[start of Entries provided]

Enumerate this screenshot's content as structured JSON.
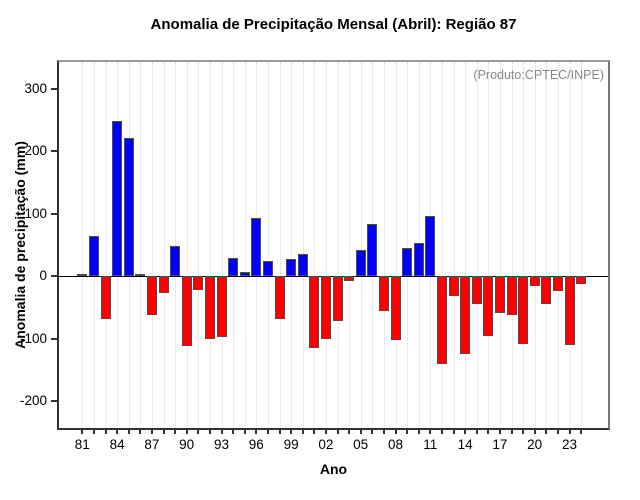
{
  "chart_data": {
    "type": "bar",
    "title": "Anomalia de Precipitação Mensal (Abril): Região 87",
    "annotation": "(Produto:CPTEC/INPE)",
    "xlabel": "Ano",
    "ylabel": "Anomalia de precipitação (mm)",
    "x": [
      1981,
      1982,
      1983,
      1984,
      1985,
      1986,
      1987,
      1988,
      1989,
      1990,
      1991,
      1992,
      1993,
      1994,
      1995,
      1996,
      1997,
      1998,
      1999,
      2000,
      2001,
      2002,
      2003,
      2004,
      2005,
      2006,
      2007,
      2008,
      2009,
      2010,
      2011,
      2012,
      2013,
      2014,
      2015,
      2016,
      2017,
      2018,
      2019,
      2020,
      2021,
      2022,
      2023,
      2024
    ],
    "values": [
      4,
      64,
      -69,
      248,
      222,
      3,
      -62,
      -27,
      48,
      -112,
      -22,
      -101,
      -98,
      29,
      7,
      94,
      25,
      -68,
      28,
      35,
      -115,
      -100,
      -72,
      -8,
      42,
      83,
      -56,
      -102,
      45,
      53,
      96,
      -140,
      -32,
      -125,
      -44,
      -96,
      -59,
      -62,
      -108,
      -16,
      -45,
      -24,
      -110,
      -12
    ],
    "ylim": [
      -243,
      343
    ],
    "yticks": [
      300,
      200,
      100,
      0,
      -100,
      -200
    ],
    "ytick_labels": [
      "300",
      "200",
      "100",
      "0",
      "-100",
      "-200"
    ],
    "xtick_years": [
      1981,
      1984,
      1987,
      1990,
      1993,
      1996,
      1999,
      2002,
      2005,
      2008,
      2011,
      2014,
      2017,
      2020,
      2023
    ],
    "xtick_labels": [
      "81",
      "84",
      "87",
      "90",
      "93",
      "96",
      "99",
      "02",
      "05",
      "08",
      "11",
      "14",
      "17",
      "20",
      "23"
    ],
    "grid": "vertical-dotted",
    "legend": "none",
    "colors": {
      "positive": "#0000ff",
      "negative": "#ff0000",
      "bar_border": "#4d4d4d",
      "grid": "#d4d4d4",
      "annotation_text": "#888888",
      "axis_text": "#000000"
    }
  }
}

[end of Entries provided]

■ Exercise directions:
Set each line of the records down exactly, leaving every picture out.

■ Task answer:
Enumerate this screenshot's content as structured JSON.
{
  "chart_data": {
    "type": "bar",
    "title": "Anomalia de Precipitação Mensal (Abril): Região 87",
    "annotation": "(Produto:CPTEC/INPE)",
    "xlabel": "Ano",
    "ylabel": "Anomalia de precipitação (mm)",
    "x": [
      1981,
      1982,
      1983,
      1984,
      1985,
      1986,
      1987,
      1988,
      1989,
      1990,
      1991,
      1992,
      1993,
      1994,
      1995,
      1996,
      1997,
      1998,
      1999,
      2000,
      2001,
      2002,
      2003,
      2004,
      2005,
      2006,
      2007,
      2008,
      2009,
      2010,
      2011,
      2012,
      2013,
      2014,
      2015,
      2016,
      2017,
      2018,
      2019,
      2020,
      2021,
      2022,
      2023,
      2024
    ],
    "values": [
      4,
      64,
      -69,
      248,
      222,
      3,
      -62,
      -27,
      48,
      -112,
      -22,
      -101,
      -98,
      29,
      7,
      94,
      25,
      -68,
      28,
      35,
      -115,
      -100,
      -72,
      -8,
      42,
      83,
      -56,
      -102,
      45,
      53,
      96,
      -140,
      -32,
      -125,
      -44,
      -96,
      -59,
      -62,
      -108,
      -16,
      -45,
      -24,
      -110,
      -12
    ],
    "ylim": [
      -243,
      343
    ],
    "yticks": [
      300,
      200,
      100,
      0,
      -100,
      -200
    ],
    "ytick_labels": [
      "300",
      "200",
      "100",
      "0",
      "-100",
      "-200"
    ],
    "xtick_years": [
      1981,
      1984,
      1987,
      1990,
      1993,
      1996,
      1999,
      2002,
      2005,
      2008,
      2011,
      2014,
      2017,
      2020,
      2023
    ],
    "xtick_labels": [
      "81",
      "84",
      "87",
      "90",
      "93",
      "96",
      "99",
      "02",
      "05",
      "08",
      "11",
      "14",
      "17",
      "20",
      "23"
    ],
    "grid": "vertical-dotted",
    "legend": "none",
    "colors": {
      "positive": "#0000ff",
      "negative": "#ff0000",
      "bar_border": "#4d4d4d",
      "grid": "#d4d4d4",
      "annotation_text": "#888888",
      "axis_text": "#000000"
    }
  }
}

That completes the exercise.